Required task:
Could you transcribe every record below exactly as written, leaving out any pictures?

Data supplied:
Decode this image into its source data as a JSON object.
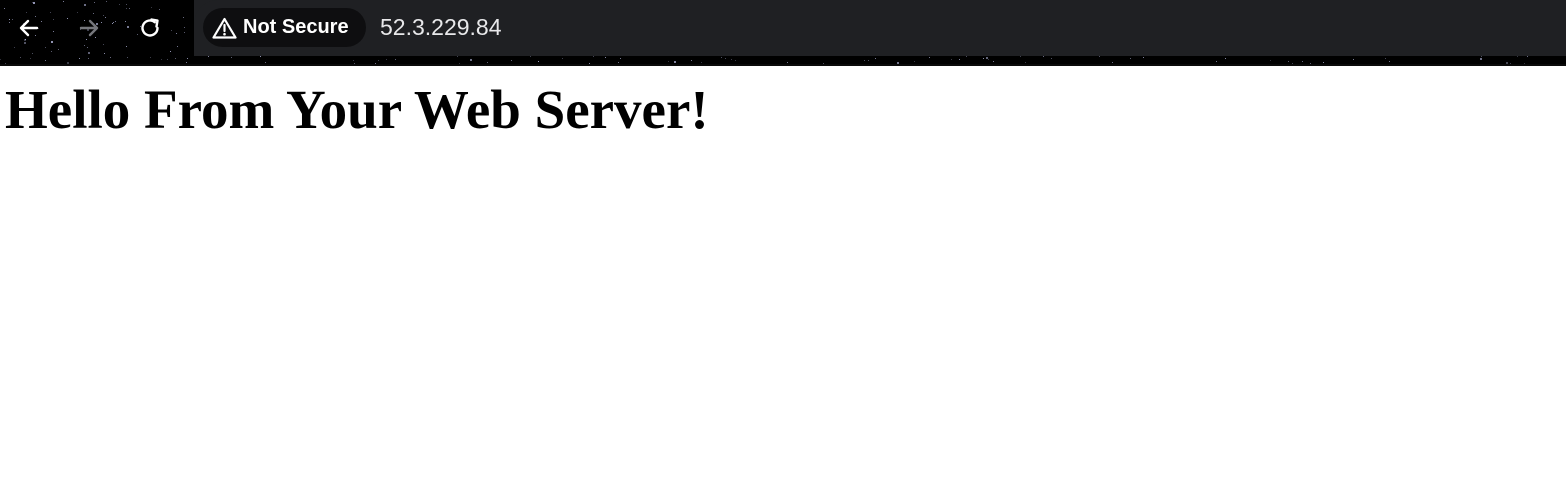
{
  "browser": {
    "toolbar": {
      "back_icon": "arrow-left-icon",
      "forward_icon": "arrow-right-icon",
      "reload_icon": "reload-icon",
      "forward_enabled": false
    },
    "address_bar": {
      "security_label": "Not Secure",
      "security_icon": "warning-triangle-icon",
      "url": "52.3.229.84"
    },
    "colors": {
      "toolbar_bg": "#1f2023",
      "chip_bg": "#0e0e10",
      "page_bg": "#ffffff",
      "text_light": "#ffffff"
    }
  },
  "page": {
    "heading": "Hello From Your Web Server!"
  }
}
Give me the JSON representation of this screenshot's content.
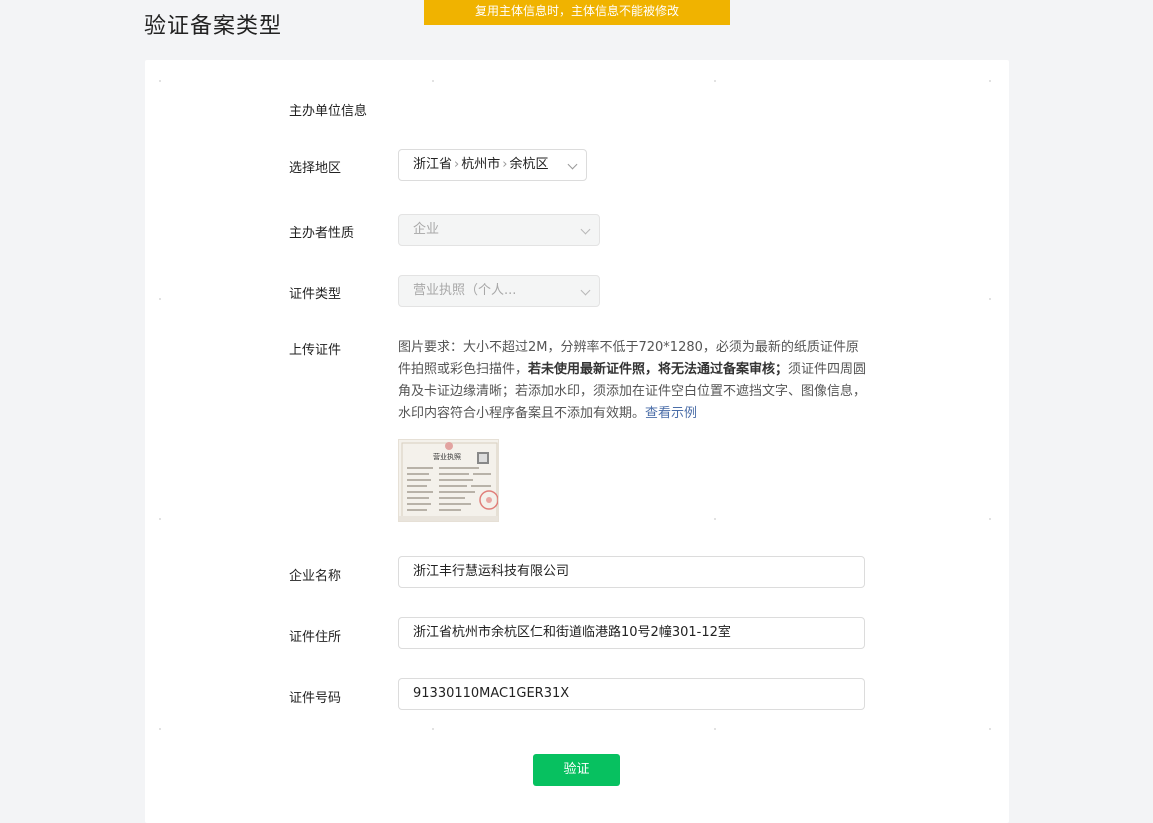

Finished task:
Decode this image into its source data as a JSON object.
{
  "browser": {
    "toolbar": {
      "back_icon": "arrow-left-icon",
      "forward_icon": "arrow-right-icon",
      "reload_icon": "reload-icon",
      "forward_enabled": false
    },
    "address_bar": {
      "security_label": "Not Secure",
      "security_icon": "warning-triangle-icon",
      "url": "52.3.229.84"
    },
    "colors": {
      "toolbar_bg": "#1f2023",
      "chip_bg": "#0e0e10",
      "page_bg": "#ffffff",
      "text_light": "#ffffff"
    }
  },
  "page": {
    "heading": "Hello From Your Web Server!"
  }
}
Give me the JSON representation of this screenshot's content.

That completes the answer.